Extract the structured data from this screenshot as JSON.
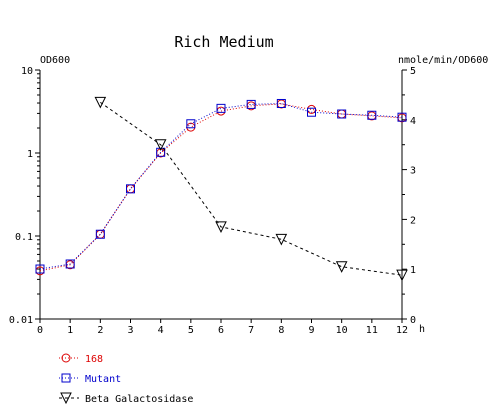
{
  "chart_data": {
    "type": "line",
    "title": "Rich Medium",
    "xlabel": "h",
    "ylabel_left": "OD600",
    "ylabel_right": "nmole/min/OD600",
    "x_ticks": [
      "0",
      "1",
      "2",
      "3",
      "4",
      "5",
      "6",
      "7",
      "8",
      "9",
      "10",
      "11",
      "12"
    ],
    "y_left_ticks": [
      "10",
      "1",
      "0.1",
      "0.01"
    ],
    "y_right_ticks": [
      "5",
      "4",
      "3",
      "2",
      "1",
      "0"
    ],
    "xlim": [
      0,
      12
    ],
    "ylim_left": [
      0.01,
      10
    ],
    "y_left_scale": "log",
    "ylim_right": [
      0,
      5
    ],
    "grid": false,
    "legend_position": "bottom-left",
    "series": [
      {
        "name": "168",
        "axis": "left",
        "marker": "circle",
        "color": "#dd0000",
        "line": "dotted",
        "x": [
          0,
          1,
          2,
          3,
          4,
          5,
          6,
          7,
          8,
          9,
          10,
          11,
          12
        ],
        "y": [
          0.038,
          0.045,
          0.105,
          0.37,
          1.0,
          2.05,
          3.2,
          3.7,
          3.9,
          3.35,
          2.95,
          2.8,
          2.65
        ]
      },
      {
        "name": "Mutant",
        "axis": "left",
        "marker": "square",
        "color": "#0000cc",
        "line": "dotted",
        "x": [
          0,
          1,
          2,
          3,
          4,
          5,
          6,
          7,
          8,
          9,
          10,
          11,
          12
        ],
        "y": [
          0.04,
          0.046,
          0.105,
          0.37,
          1.02,
          2.25,
          3.45,
          3.85,
          3.95,
          3.1,
          2.95,
          2.85,
          2.7
        ]
      },
      {
        "name": "Beta Galactosidase",
        "axis": "right",
        "marker": "triangle-down",
        "color": "#000000",
        "line": "dashed",
        "x": [
          2,
          4,
          6,
          8,
          10,
          12
        ],
        "y": [
          4.35,
          3.5,
          1.85,
          1.6,
          1.05,
          0.88
        ]
      }
    ]
  }
}
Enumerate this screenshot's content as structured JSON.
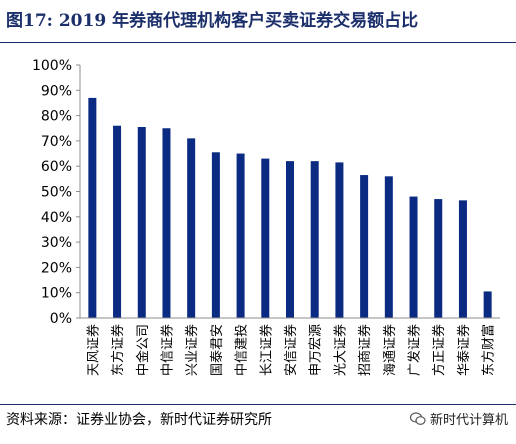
{
  "title": "图17:  2019 年券商代理机构客户买卖证券交易额占比",
  "source": "资料来源：证券业协会，新时代证券研究所",
  "watermark": "新时代计算机",
  "colors": {
    "bar": "#0b2a82",
    "title": "#1b2f6b",
    "axis": "#8c8c8c"
  },
  "chart_data": {
    "type": "bar",
    "title": "图17:  2019 年券商代理机构客户买卖证券交易额占比",
    "categories": [
      "天风证券",
      "东方证券",
      "中金公司",
      "中信证券",
      "兴业证券",
      "国泰君安",
      "中信建投",
      "长江证券",
      "安信证券",
      "申万宏源",
      "光大证券",
      "招商证券",
      "海通证券",
      "广发证券",
      "方正证券",
      "华泰证券",
      "东方财富"
    ],
    "values": [
      87,
      76,
      75.5,
      75,
      71,
      65.5,
      65,
      63,
      62,
      62,
      61.5,
      56.5,
      56,
      48,
      47,
      46.5,
      10.5
    ],
    "ylim": [
      0,
      100
    ],
    "yticks": [
      "0%",
      "10%",
      "20%",
      "30%",
      "40%",
      "50%",
      "60%",
      "70%",
      "80%",
      "90%",
      "100%"
    ],
    "y_unit": "%",
    "grid": false,
    "legend": "none"
  }
}
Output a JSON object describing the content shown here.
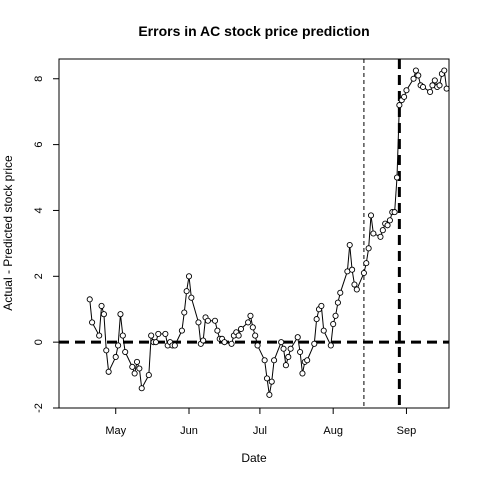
{
  "chart_data": {
    "type": "line",
    "title": "Errors in AC stock price prediction",
    "xlabel": "Date",
    "ylabel": "Actual - Predicted stock price",
    "xlim": [
      "2017-04-07",
      "2017-09-19"
    ],
    "ylim": [
      -2,
      8.6
    ],
    "x_ticks": [
      {
        "date": "2017-05-01",
        "label": "May"
      },
      {
        "date": "2017-06-01",
        "label": "Jun"
      },
      {
        "date": "2017-07-01",
        "label": "Jul"
      },
      {
        "date": "2017-08-01",
        "label": "Aug"
      },
      {
        "date": "2017-09-01",
        "label": "Sep"
      }
    ],
    "y_ticks": [
      -2,
      0,
      2,
      4,
      6,
      8
    ],
    "grid": false,
    "reference_lines": [
      {
        "axis": "y",
        "value": 0,
        "style": "thick-dashed"
      },
      {
        "axis": "x",
        "value": "2017-08-14",
        "style": "thin-dashed"
      },
      {
        "axis": "x",
        "value": "2017-08-29",
        "style": "thick-dashed"
      }
    ],
    "series": [
      {
        "style": "line-with-open-circles",
        "points": [
          [
            "2017-04-20",
            1.3
          ],
          [
            "2017-04-21",
            0.6
          ],
          [
            "2017-04-24",
            0.2
          ],
          [
            "2017-04-25",
            1.1
          ],
          [
            "2017-04-26",
            0.85
          ],
          [
            "2017-04-27",
            -0.25
          ],
          [
            "2017-04-28",
            -0.9
          ],
          [
            "2017-05-01",
            -0.45
          ],
          [
            "2017-05-02",
            -0.1
          ],
          [
            "2017-05-03",
            0.85
          ],
          [
            "2017-05-04",
            0.2
          ],
          [
            "2017-05-05",
            -0.3
          ],
          [
            "2017-05-08",
            -0.75
          ],
          [
            "2017-05-09",
            -0.95
          ],
          [
            "2017-05-10",
            -0.6
          ],
          [
            "2017-05-11",
            -0.8
          ],
          [
            "2017-05-12",
            -1.4
          ],
          [
            "2017-05-15",
            -1.0
          ],
          [
            "2017-05-16",
            0.2
          ],
          [
            "2017-05-17",
            0.0
          ],
          [
            "2017-05-18",
            0.0
          ],
          [
            "2017-05-19",
            0.25
          ],
          [
            "2017-05-22",
            0.25
          ],
          [
            "2017-05-23",
            -0.1
          ],
          [
            "2017-05-24",
            0.0
          ],
          [
            "2017-05-25",
            -0.1
          ],
          [
            "2017-05-26",
            -0.1
          ],
          [
            "2017-05-29",
            0.35
          ],
          [
            "2017-05-30",
            0.9
          ],
          [
            "2017-05-31",
            1.55
          ],
          [
            "2017-06-01",
            2.0
          ],
          [
            "2017-06-02",
            1.35
          ],
          [
            "2017-06-05",
            0.6
          ],
          [
            "2017-06-06",
            -0.05
          ],
          [
            "2017-06-07",
            0.05
          ],
          [
            "2017-06-08",
            0.75
          ],
          [
            "2017-06-09",
            0.65
          ],
          [
            "2017-06-12",
            0.65
          ],
          [
            "2017-06-13",
            0.35
          ],
          [
            "2017-06-14",
            0.1
          ],
          [
            "2017-06-15",
            0.1
          ],
          [
            "2017-06-16",
            0.0
          ],
          [
            "2017-06-19",
            -0.05
          ],
          [
            "2017-06-20",
            0.2
          ],
          [
            "2017-06-21",
            0.3
          ],
          [
            "2017-06-22",
            0.2
          ],
          [
            "2017-06-23",
            0.4
          ],
          [
            "2017-06-26",
            0.6
          ],
          [
            "2017-06-27",
            0.8
          ],
          [
            "2017-06-28",
            0.45
          ],
          [
            "2017-06-29",
            0.2
          ],
          [
            "2017-06-30",
            -0.1
          ],
          [
            "2017-07-03",
            -0.55
          ],
          [
            "2017-07-04",
            -1.1
          ],
          [
            "2017-07-05",
            -1.6
          ],
          [
            "2017-07-06",
            -1.2
          ],
          [
            "2017-07-07",
            -0.55
          ],
          [
            "2017-07-10",
            0.0
          ],
          [
            "2017-07-11",
            -0.2
          ],
          [
            "2017-07-12",
            -0.7
          ],
          [
            "2017-07-13",
            -0.45
          ],
          [
            "2017-07-14",
            -0.2
          ],
          [
            "2017-07-17",
            0.15
          ],
          [
            "2017-07-18",
            -0.3
          ],
          [
            "2017-07-19",
            -0.95
          ],
          [
            "2017-07-20",
            -0.6
          ],
          [
            "2017-07-21",
            -0.55
          ],
          [
            "2017-07-24",
            -0.05
          ],
          [
            "2017-07-25",
            0.7
          ],
          [
            "2017-07-26",
            1.0
          ],
          [
            "2017-07-27",
            1.1
          ],
          [
            "2017-07-28",
            0.35
          ],
          [
            "2017-07-31",
            -0.1
          ],
          [
            "2017-08-01",
            0.55
          ],
          [
            "2017-08-02",
            0.8
          ],
          [
            "2017-08-03",
            1.2
          ],
          [
            "2017-08-04",
            1.5
          ],
          [
            "2017-08-07",
            2.15
          ],
          [
            "2017-08-08",
            2.95
          ],
          [
            "2017-08-09",
            2.2
          ],
          [
            "2017-08-10",
            1.75
          ],
          [
            "2017-08-11",
            1.6
          ],
          [
            "2017-08-14",
            2.1
          ],
          [
            "2017-08-15",
            2.4
          ],
          [
            "2017-08-16",
            2.85
          ],
          [
            "2017-08-17",
            3.85
          ],
          [
            "2017-08-18",
            3.3
          ],
          [
            "2017-08-21",
            3.2
          ],
          [
            "2017-08-22",
            3.4
          ],
          [
            "2017-08-23",
            3.6
          ],
          [
            "2017-08-24",
            3.55
          ],
          [
            "2017-08-25",
            3.7
          ],
          [
            "2017-08-26",
            3.95
          ],
          [
            "2017-08-27",
            3.95
          ],
          [
            "2017-08-28",
            5.0
          ],
          [
            "2017-08-29",
            7.2
          ],
          [
            "2017-08-30",
            7.35
          ],
          [
            "2017-08-31",
            7.45
          ],
          [
            "2017-09-01",
            7.65
          ],
          [
            "2017-09-04",
            8.0
          ],
          [
            "2017-09-05",
            8.25
          ],
          [
            "2017-09-06",
            8.1
          ],
          [
            "2017-09-07",
            7.8
          ],
          [
            "2017-09-08",
            7.75
          ],
          [
            "2017-09-11",
            7.6
          ],
          [
            "2017-09-12",
            7.8
          ],
          [
            "2017-09-13",
            7.95
          ],
          [
            "2017-09-14",
            7.75
          ],
          [
            "2017-09-15",
            7.8
          ],
          [
            "2017-09-16",
            8.15
          ],
          [
            "2017-09-17",
            8.25
          ],
          [
            "2017-09-18",
            7.7
          ]
        ]
      }
    ]
  }
}
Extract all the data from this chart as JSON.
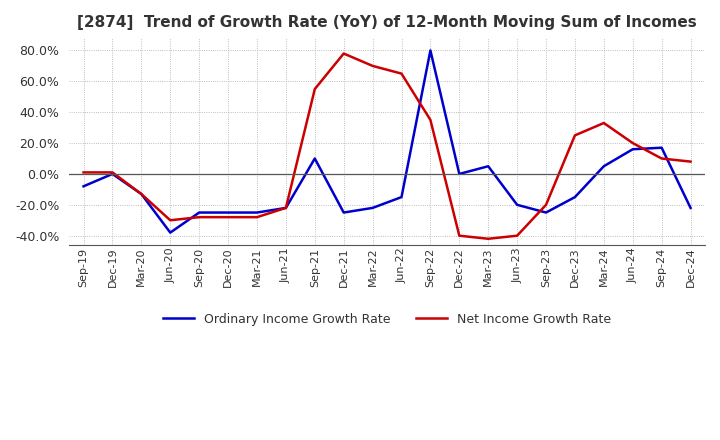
{
  "title": "[2874]  Trend of Growth Rate (YoY) of 12-Month Moving Sum of Incomes",
  "title_fontsize": 11,
  "title_color": "#333333",
  "background_color": "#ffffff",
  "grid_color": "#aaaaaa",
  "ordinary_color": "#0000cc",
  "net_color": "#cc0000",
  "ordinary_label": "Ordinary Income Growth Rate",
  "net_label": "Net Income Growth Rate",
  "ylim": [
    -0.46,
    0.88
  ],
  "yticks": [
    -0.4,
    -0.2,
    0.0,
    0.2,
    0.4,
    0.6,
    0.8
  ],
  "ordinary_values": [
    -0.08,
    0.0,
    -0.13,
    -0.38,
    -0.25,
    -0.25,
    -0.25,
    -0.22,
    0.1,
    -0.25,
    -0.22,
    -0.15,
    0.8,
    0.0,
    0.05,
    -0.2,
    -0.25,
    -0.15,
    0.05,
    0.16,
    0.17,
    -0.22
  ],
  "net_values": [
    0.01,
    0.01,
    -0.13,
    -0.3,
    -0.28,
    -0.28,
    -0.28,
    -0.22,
    0.55,
    0.78,
    0.7,
    0.65,
    0.35,
    -0.4,
    -0.42,
    -0.4,
    -0.2,
    0.25,
    0.33,
    0.2,
    0.1,
    0.08
  ],
  "xtick_labels": [
    "Sep-19",
    "Dec-19",
    "Mar-20",
    "Jun-20",
    "Sep-20",
    "Dec-20",
    "Mar-21",
    "Jun-21",
    "Sep-21",
    "Dec-21",
    "Mar-22",
    "Jun-22",
    "Sep-22",
    "Dec-22",
    "Mar-23",
    "Jun-23",
    "Sep-23",
    "Dec-23",
    "Mar-24",
    "Jun-24",
    "Sep-24",
    "Dec-24"
  ]
}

********

Instructions for the task: Your answer should be a single number: the count of lines containing the word "this".

Expected answer: 3